▶ **STATED EXERCISE**
Rewrite every row below as a Markdown table with two columns, "No." for the row number and "Text" for the line, and leave out blank lines.

▶ **MATERIAL SUPPLIED**
>>>>
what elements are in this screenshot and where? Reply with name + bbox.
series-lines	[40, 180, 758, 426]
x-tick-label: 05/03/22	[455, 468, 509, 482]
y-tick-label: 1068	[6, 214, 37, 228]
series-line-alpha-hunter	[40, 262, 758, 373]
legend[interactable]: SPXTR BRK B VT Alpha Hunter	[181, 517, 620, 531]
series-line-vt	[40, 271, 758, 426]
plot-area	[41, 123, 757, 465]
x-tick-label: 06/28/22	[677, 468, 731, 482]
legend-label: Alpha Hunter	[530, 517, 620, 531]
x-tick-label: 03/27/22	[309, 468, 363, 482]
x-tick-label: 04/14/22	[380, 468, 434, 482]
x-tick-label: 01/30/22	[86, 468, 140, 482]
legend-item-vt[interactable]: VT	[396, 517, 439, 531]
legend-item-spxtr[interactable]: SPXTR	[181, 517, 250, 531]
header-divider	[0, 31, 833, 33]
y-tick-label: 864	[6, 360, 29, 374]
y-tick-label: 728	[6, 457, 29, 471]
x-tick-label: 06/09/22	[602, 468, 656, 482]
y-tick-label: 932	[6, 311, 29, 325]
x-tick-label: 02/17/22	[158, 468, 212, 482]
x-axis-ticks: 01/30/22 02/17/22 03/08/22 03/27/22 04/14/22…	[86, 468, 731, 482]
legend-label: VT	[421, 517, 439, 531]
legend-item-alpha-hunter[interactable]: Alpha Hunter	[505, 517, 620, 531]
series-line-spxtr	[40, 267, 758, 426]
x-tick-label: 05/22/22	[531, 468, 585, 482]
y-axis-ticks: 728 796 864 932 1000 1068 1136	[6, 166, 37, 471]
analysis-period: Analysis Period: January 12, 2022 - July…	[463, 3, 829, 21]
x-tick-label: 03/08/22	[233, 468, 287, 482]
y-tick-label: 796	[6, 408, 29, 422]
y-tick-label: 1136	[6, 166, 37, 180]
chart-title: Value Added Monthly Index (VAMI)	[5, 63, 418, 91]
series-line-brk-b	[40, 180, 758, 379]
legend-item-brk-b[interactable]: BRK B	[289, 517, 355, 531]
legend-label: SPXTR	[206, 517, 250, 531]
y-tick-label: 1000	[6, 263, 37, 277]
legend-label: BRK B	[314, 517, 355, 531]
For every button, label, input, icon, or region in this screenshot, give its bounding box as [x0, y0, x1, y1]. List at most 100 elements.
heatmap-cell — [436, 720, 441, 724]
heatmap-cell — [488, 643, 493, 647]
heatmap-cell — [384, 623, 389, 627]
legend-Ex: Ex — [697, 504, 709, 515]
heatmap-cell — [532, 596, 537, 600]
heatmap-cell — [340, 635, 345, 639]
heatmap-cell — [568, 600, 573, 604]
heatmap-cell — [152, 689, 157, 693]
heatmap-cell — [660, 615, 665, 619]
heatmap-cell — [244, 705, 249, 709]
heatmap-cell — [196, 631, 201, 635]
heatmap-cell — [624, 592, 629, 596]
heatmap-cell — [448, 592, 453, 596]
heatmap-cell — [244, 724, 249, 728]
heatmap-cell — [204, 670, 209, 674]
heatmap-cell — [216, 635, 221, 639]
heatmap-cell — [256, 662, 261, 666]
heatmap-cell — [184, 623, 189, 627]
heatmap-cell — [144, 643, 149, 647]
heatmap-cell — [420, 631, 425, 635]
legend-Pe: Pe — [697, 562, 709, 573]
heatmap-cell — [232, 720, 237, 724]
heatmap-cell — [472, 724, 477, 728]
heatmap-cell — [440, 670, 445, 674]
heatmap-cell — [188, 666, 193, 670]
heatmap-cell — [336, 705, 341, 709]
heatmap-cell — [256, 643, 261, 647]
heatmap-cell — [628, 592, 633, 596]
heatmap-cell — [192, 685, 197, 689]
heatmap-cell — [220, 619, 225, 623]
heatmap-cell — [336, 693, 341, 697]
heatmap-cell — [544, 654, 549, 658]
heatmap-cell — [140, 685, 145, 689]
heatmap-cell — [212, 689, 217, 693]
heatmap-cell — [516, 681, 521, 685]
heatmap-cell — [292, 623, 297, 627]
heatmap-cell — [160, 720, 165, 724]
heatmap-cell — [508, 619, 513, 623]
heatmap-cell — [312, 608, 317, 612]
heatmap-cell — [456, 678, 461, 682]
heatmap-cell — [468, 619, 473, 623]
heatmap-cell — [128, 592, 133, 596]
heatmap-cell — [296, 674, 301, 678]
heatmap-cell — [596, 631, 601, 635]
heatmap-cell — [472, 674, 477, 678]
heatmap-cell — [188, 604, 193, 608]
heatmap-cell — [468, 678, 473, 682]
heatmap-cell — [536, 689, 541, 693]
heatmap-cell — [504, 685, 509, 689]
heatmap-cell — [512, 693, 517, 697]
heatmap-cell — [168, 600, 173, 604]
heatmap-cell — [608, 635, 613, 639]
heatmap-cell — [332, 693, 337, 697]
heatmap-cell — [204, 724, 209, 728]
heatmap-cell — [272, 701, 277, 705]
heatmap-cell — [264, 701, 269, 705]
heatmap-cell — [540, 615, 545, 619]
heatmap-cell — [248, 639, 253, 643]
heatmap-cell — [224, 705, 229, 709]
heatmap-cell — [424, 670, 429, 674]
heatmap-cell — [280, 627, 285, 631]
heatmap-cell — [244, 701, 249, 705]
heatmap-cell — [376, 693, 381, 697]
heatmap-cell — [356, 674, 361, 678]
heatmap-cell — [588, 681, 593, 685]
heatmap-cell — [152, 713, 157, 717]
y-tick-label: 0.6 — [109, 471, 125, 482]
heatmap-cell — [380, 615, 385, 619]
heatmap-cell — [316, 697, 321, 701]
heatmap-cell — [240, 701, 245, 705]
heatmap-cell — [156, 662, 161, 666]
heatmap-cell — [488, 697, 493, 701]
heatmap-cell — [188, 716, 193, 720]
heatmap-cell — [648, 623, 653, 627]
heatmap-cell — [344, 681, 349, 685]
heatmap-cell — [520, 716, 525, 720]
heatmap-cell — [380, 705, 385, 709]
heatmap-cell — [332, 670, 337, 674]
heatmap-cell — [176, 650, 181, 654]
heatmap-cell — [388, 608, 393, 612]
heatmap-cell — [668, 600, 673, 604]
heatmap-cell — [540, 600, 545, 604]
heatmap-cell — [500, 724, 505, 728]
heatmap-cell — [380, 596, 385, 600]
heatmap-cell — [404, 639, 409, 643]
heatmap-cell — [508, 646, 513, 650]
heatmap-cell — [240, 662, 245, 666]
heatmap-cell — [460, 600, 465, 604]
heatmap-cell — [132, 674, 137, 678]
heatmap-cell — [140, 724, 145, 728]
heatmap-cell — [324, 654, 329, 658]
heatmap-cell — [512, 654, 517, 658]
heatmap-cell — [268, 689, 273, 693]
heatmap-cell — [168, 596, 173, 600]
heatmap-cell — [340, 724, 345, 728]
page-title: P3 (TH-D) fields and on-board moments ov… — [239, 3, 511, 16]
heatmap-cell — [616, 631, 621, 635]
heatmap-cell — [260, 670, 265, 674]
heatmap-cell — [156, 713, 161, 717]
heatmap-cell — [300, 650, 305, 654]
<<<<
▶ **ANSWER BELOW**
| No. | Text |
|---|---|
| 1 | what elements are in this screenshot and where? Reply with name + bbox. |
| 2 | series-lines	[40, 180, 758, 426] |
| 3 | x-tick-label: 05/03/22	[455, 468, 509, 482] |
| 4 | y-tick-label: 1068	[6, 214, 37, 228] |
| 5 | series-line-alpha-hunter	[40, 262, 758, 373] |
| 6 | legend[interactable]: SPXTR BRK B VT Alpha Hunter	[181, 517, 620, 531] |
| 7 | series-line-vt	[40, 271, 758, 426] |
| 8 | plot-area	[41, 123, 757, 465] |
| 9 | x-tick-label: 06/28/22	[677, 468, 731, 482] |
| 10 | legend-label: Alpha Hunter	[530, 517, 620, 531] |
| 11 | x-tick-label: 03/27/22	[309, 468, 363, 482] |
| 12 | x-tick-label: 04/14/22	[380, 468, 434, 482] |
| 13 | x-tick-label: 01/30/22	[86, 468, 140, 482] |
| 14 | legend-item-vt[interactable]: VT	[396, 517, 439, 531] |
| 15 | legend-item-spxtr[interactable]: SPXTR	[181, 517, 250, 531] |
| 16 | header-divider	[0, 31, 833, 33] |
| 17 | y-tick-label: 864	[6, 360, 29, 374] |
| 18 | y-tick-label: 728	[6, 457, 29, 471] |
| 19 | x-tick-label: 06/09/22	[602, 468, 656, 482] |
| 20 | y-tick-label: 932	[6, 311, 29, 325] |
| 21 | x-tick-label: 02/17/22	[158, 468, 212, 482] |
| 22 | x-axis-ticks: 01/30/22 02/17/22 03/08/22 03/27/22 04/14/22…	[86, 468, 731, 482] |
| 23 | legend-label: VT	[421, 517, 439, 531] |
| 24 | legend-item-alpha-hunter[interactable]: Alpha Hunter	[505, 517, 620, 531] |
| 25 | series-line-spxtr	[40, 267, 758, 426] |
| 26 | x-tick-label: 05/22/22	[531, 468, 585, 482] |
| 27 | y-axis-ticks: 728 796 864 932 1000 1068 1136	[6, 166, 37, 471] |
| 28 | analysis-period: Analysis Period: January 12, 2022 - July…	[463, 3, 829, 21] |
| 29 | x-tick-label: 03/08/22	[233, 468, 287, 482] |
| 30 | y-tick-label: 796	[6, 408, 29, 422] |
| 31 | y-tick-label: 1136	[6, 166, 37, 180] |
| 32 | chart-title: Value Added Monthly Index (VAMI)	[5, 63, 418, 91] |
| 33 | series-line-brk-b	[40, 180, 758, 379] |
| 34 | legend-item-brk-b[interactable]: BRK B	[289, 517, 355, 531] |
| 35 | legend-label: SPXTR	[206, 517, 250, 531] |
| 36 | y-tick-label: 1000	[6, 263, 37, 277] |
| 37 | legend-label: BRK B	[314, 517, 355, 531] |
| 38 | For every button, label, input, icon, or region in this screenshot, give its bounding box as [x0, y0, x1, y1]. List at most 100 elements. |
| 39 | heatmap-cell — [436, 720, 441, 724] |
| 40 | heatmap-cell — [488, 643, 493, 647] |
| 41 | heatmap-cell — [384, 623, 389, 627] |
| 42 | legend-Ex: Ex — [697, 504, 709, 515] |
| 43 | heatmap-cell — [532, 596, 537, 600] |
| 44 | heatmap-cell — [340, 635, 345, 639] |
| 45 | heatmap-cell — [568, 600, 573, 604] |
| 46 | heatmap-cell — [152, 689, 157, 693] |
| 47 | heatmap-cell — [660, 615, 665, 619] |
| 48 | heatmap-cell — [244, 705, 249, 709] |
| 49 | heatmap-cell — [196, 631, 201, 635] |
| 50 | heatmap-cell — [624, 592, 629, 596] |
| 51 | heatmap-cell — [448, 592, 453, 596] |
| 52 | heatmap-cell — [244, 724, 249, 728] |
| 53 | heatmap-cell — [204, 670, 209, 674] |
| 54 | heatmap-cell — [216, 635, 221, 639] |
| 55 | heatmap-cell — [256, 662, 261, 666] |
| 56 | heatmap-cell — [184, 623, 189, 627] |
| 57 | heatmap-cell — [144, 643, 149, 647] |
| 58 | heatmap-cell — [420, 631, 425, 635] |
| 59 | legend-Pe: Pe — [697, 562, 709, 573] |
| 60 | heatmap-cell — [232, 720, 237, 724] |
| 61 | heatmap-cell — [472, 724, 477, 728] |
| 62 | heatmap-cell — [440, 670, 445, 674] |
| 63 | heatmap-cell — [188, 666, 193, 670] |
| 64 | heatmap-cell — [336, 705, 341, 709] |
| 65 | heatmap-cell — [256, 643, 261, 647] |
| 66 | heatmap-cell — [628, 592, 633, 596] |
| 67 | heatmap-cell — [192, 685, 197, 689] |
| 68 | heatmap-cell — [220, 619, 225, 623] |
| 69 | heatmap-cell — [336, 693, 341, 697] |
| 70 | heatmap-cell — [544, 654, 549, 658] |
| 71 | heatmap-cell — [140, 685, 145, 689] |
| 72 | heatmap-cell — [212, 689, 217, 693] |
| 73 | heatmap-cell — [516, 681, 521, 685] |
| 74 | heatmap-cell — [292, 623, 297, 627] |
| 75 | heatmap-cell — [160, 720, 165, 724] |
| 76 | heatmap-cell — [508, 619, 513, 623] |
| 77 | heatmap-cell — [312, 608, 317, 612] |
| 78 | heatmap-cell — [456, 678, 461, 682] |
| 79 | heatmap-cell — [468, 619, 473, 623] |
| 80 | heatmap-cell — [128, 592, 133, 596] |
| 81 | heatmap-cell — [296, 674, 301, 678] |
| 82 | heatmap-cell — [596, 631, 601, 635] |
| 83 | heatmap-cell — [472, 674, 477, 678] |
| 84 | heatmap-cell — [188, 604, 193, 608] |
| 85 | heatmap-cell — [468, 678, 473, 682] |
| 86 | heatmap-cell — [536, 689, 541, 693] |
| 87 | heatmap-cell — [504, 685, 509, 689] |
| 88 | heatmap-cell — [512, 693, 517, 697] |
| 89 | heatmap-cell — [168, 600, 173, 604] |
| 90 | heatmap-cell — [608, 635, 613, 639] |
| 91 | heatmap-cell — [332, 693, 337, 697] |
| 92 | heatmap-cell — [204, 724, 209, 728] |
| 93 | heatmap-cell — [272, 701, 277, 705] |
| 94 | heatmap-cell — [264, 701, 269, 705] |
| 95 | heatmap-cell — [540, 615, 545, 619] |
| 96 | heatmap-cell — [248, 639, 253, 643] |
| 97 | heatmap-cell — [224, 705, 229, 709] |
| 98 | heatmap-cell — [424, 670, 429, 674] |
| 99 | heatmap-cell — [280, 627, 285, 631] |
| 100 | heatmap-cell — [244, 701, 249, 705] |
| 101 | heatmap-cell — [376, 693, 381, 697] |
| 102 | heatmap-cell — [356, 674, 361, 678] |
| 103 | heatmap-cell — [588, 681, 593, 685] |
| 104 | heatmap-cell — [152, 713, 157, 717] |
| 105 | y-tick-label: 0.6 — [109, 471, 125, 482] |
| 106 | heatmap-cell — [380, 615, 385, 619] |
| 107 | heatmap-cell — [316, 697, 321, 701] |
| 108 | heatmap-cell — [240, 701, 245, 705] |
| 109 | heatmap-cell — [156, 662, 161, 666] |
| 110 | heatmap-cell — [488, 697, 493, 701] |
| 111 | heatmap-cell — [188, 716, 193, 720] |
| 112 | heatmap-cell — [648, 623, 653, 627] |
| 113 | heatmap-cell — [344, 681, 349, 685] |
| 114 | heatmap-cell — [520, 716, 525, 720] |
| 115 | heatmap-cell — [380, 705, 385, 709] |
| 116 | heatmap-cell — [332, 670, 337, 674] |
| 117 | heatmap-cell — [176, 650, 181, 654] |
| 118 | heatmap-cell — [388, 608, 393, 612] |
| 119 | heatmap-cell — [668, 600, 673, 604] |
| 120 | heatmap-cell — [540, 600, 545, 604] |
| 121 | heatmap-cell — [500, 724, 505, 728] |
| 122 | heatmap-cell — [380, 596, 385, 600] |
| 123 | heatmap-cell — [404, 639, 409, 643] |
| 124 | heatmap-cell — [508, 646, 513, 650] |
| 125 | heatmap-cell — [240, 662, 245, 666] |
| 126 | heatmap-cell — [460, 600, 465, 604] |
| 127 | heatmap-cell — [132, 674, 137, 678] |
| 128 | heatmap-cell — [140, 724, 145, 728] |
| 129 | heatmap-cell — [324, 654, 329, 658] |
| 130 | heatmap-cell — [512, 654, 517, 658] |
| 131 | heatmap-cell — [268, 689, 273, 693] |
| 132 | heatmap-cell — [168, 596, 173, 600] |
| 133 | heatmap-cell — [340, 724, 345, 728] |
| 134 | page-title: P3 (TH-D) fields and on-board moments ov… — [239, 3, 511, 16] |
| 135 | heatmap-cell — [616, 631, 621, 635] |
| 136 | heatmap-cell — [260, 670, 265, 674] |
| 137 | heatmap-cell — [156, 713, 161, 717] |
| 138 | heatmap-cell — [300, 650, 305, 654] |